To do:
Keep the wording of each record exactly the same when you repeat it, and leave out pictures.

The input:
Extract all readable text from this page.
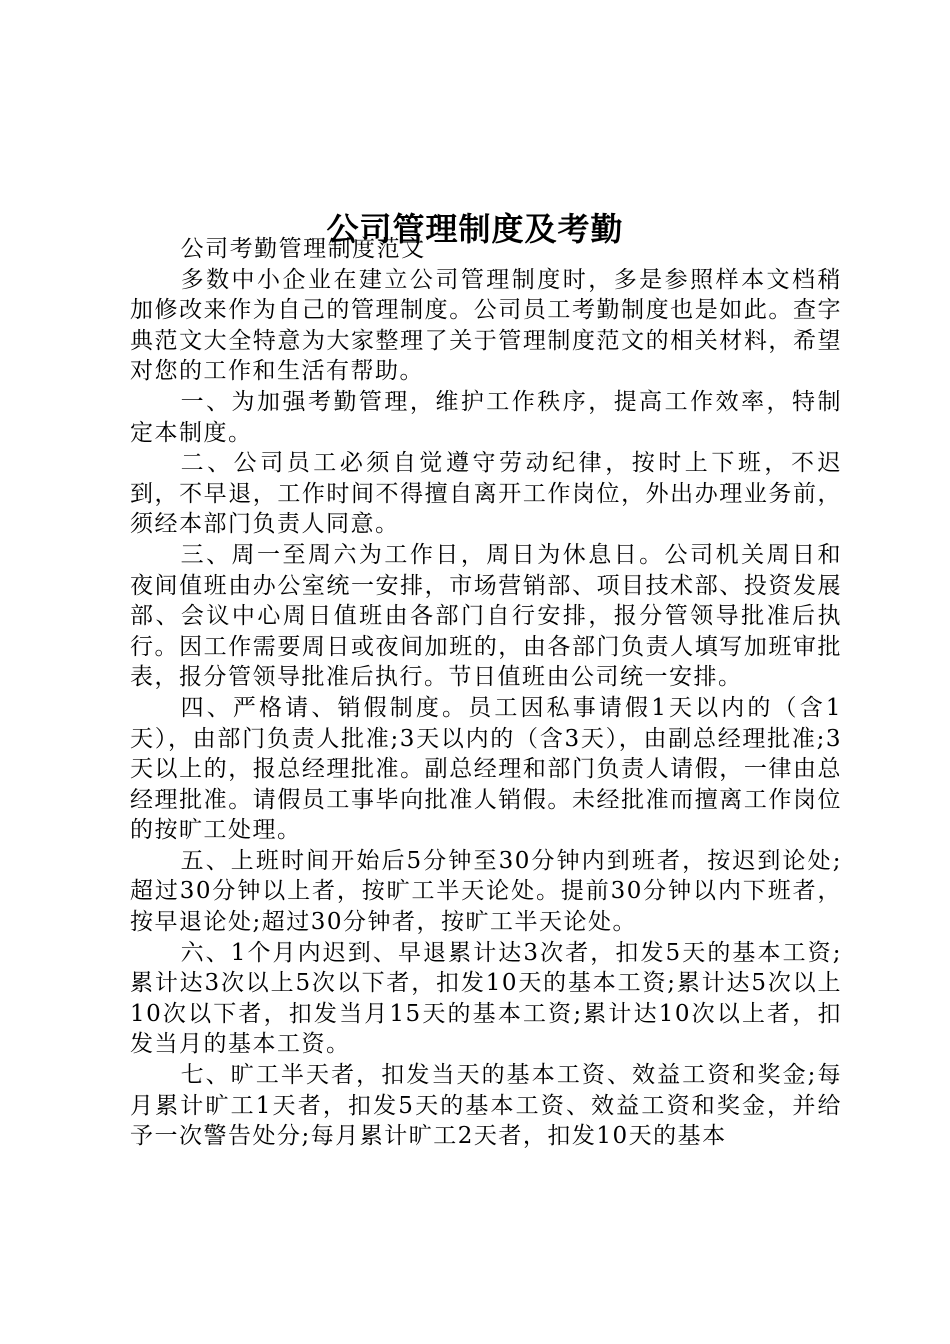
公司管理制度及考勤

公司考勤管理制度范文

多数中小企业在建立公司管理制度时，多是参照样本文档稍加修改来作为自己的管理制度。公司员工考勤制度也是如此。查字典范文大全特意为大家整理了关于管理制度范文的相关材料，希望对您的工作和生活有帮助。

一、为加强考勤管理，维护工作秩序，提高工作效率，特制定本制度。

二、公司员工必须自觉遵守劳动纪律，按时上下班，不迟到，不早退，工作时间不得擅自离开工作岗位，外出办理业务前，须经本部门负责人同意。

三、周一至周六为工作日，周日为休息日。公司机关周日和夜间值班由办公室统一安排，市场营销部、项目技术部、投资发展部、会议中心周日值班由各部门自行安排，报分管领导批准后执行。因工作需要周日或夜间加班的，由各部门负责人填写加班审批表，报分管领导批准后执行。节日值班由公司统一安排。

四、严格请、销假制度。员工因私事请假1天以内的（含1天），由部门负责人批准;3天以内的（含3天），由副总经理批准;3天以上的，报总经理批准。副总经理和部门负责人请假，一律由总经理批准。请假员工事毕向批准人销假。未经批准而擅离工作岗位的按旷工处理。

五、上班时间开始后5分钟至30分钟内到班者，按迟到论处;超过30分钟以上者，按旷工半天论处。提前30分钟以内下班者，按早退论处;超过30分钟者，按旷工半天论处。

六、1个月内迟到、早退累计达3次者，扣发5天的基本工资;累计达3次以上5次以下者，扣发10天的基本工资;累计达5次以上10次以下者，扣发当月15天的基本工资;累计达10次以上者，扣发当月的基本工资。

七、旷工半天者，扣发当天的基本工资、效益工资和奖金;每月累计旷工1天者，扣发5天的基本工资、效益工资和奖金，并给予一次警告处分;每月累计旷工2天者，扣发10天的基本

Worked solution:
Extract all readable text from this page.
公司管理制度及考勤

公司考勤管理制度范文

多数中小企业在建立公司管理制度时，多是参照样本文档稍加修改来作为自己的管理制度。公司员工考勤制度也是如此。查字典范文大全特意为大家整理了关于管理制度范文的相关材料，希望对您的工作和生活有帮助。

一、为加强考勤管理，维护工作秩序，提高工作效率，特制定本制度。

二、公司员工必须自觉遵守劳动纪律，按时上下班，不迟到，不早退，工作时间不得擅自离开工作岗位，外出办理业务前，须经本部门负责人同意。

三、周一至周六为工作日，周日为休息日。公司机关周日和夜间值班由办公室统一安排，市场营销部、项目技术部、投资发展部、会议中心周日值班由各部门自行安排，报分管领导批准后执行。因工作需要周日或夜间加班的，由各部门负责人填写加班审批表，报分管领导批准后执行。节日值班由公司统一安排。

四、严格请、销假制度。员工因私事请假1天以内的（含1天），由部门负责人批准;3天以内的（含3天），由副总经理批准;3天以上的，报总经理批准。副总经理和部门负责人请假，一律由总经理批准。请假员工事毕向批准人销假。未经批准而擅离工作岗位的按旷工处理。

五、上班时间开始后5分钟至30分钟内到班者，按迟到论处;超过30分钟以上者，按旷工半天论处。提前30分钟以内下班者，按早退论处;超过30分钟者，按旷工半天论处。

六、1个月内迟到、早退累计达3次者，扣发5天的基本工资;累计达3次以上5次以下者，扣发10天的基本工资;累计达5次以上10次以下者，扣发当月15天的基本工资;累计达10次以上者，扣发当月的基本工资。

七、旷工半天者，扣发当天的基本工资、效益工资和奖金;每月累计旷工1天者，扣发5天的基本工资、效益工资和奖金，并给予一次警告处分;每月累计旷工2天者，扣发10天的基本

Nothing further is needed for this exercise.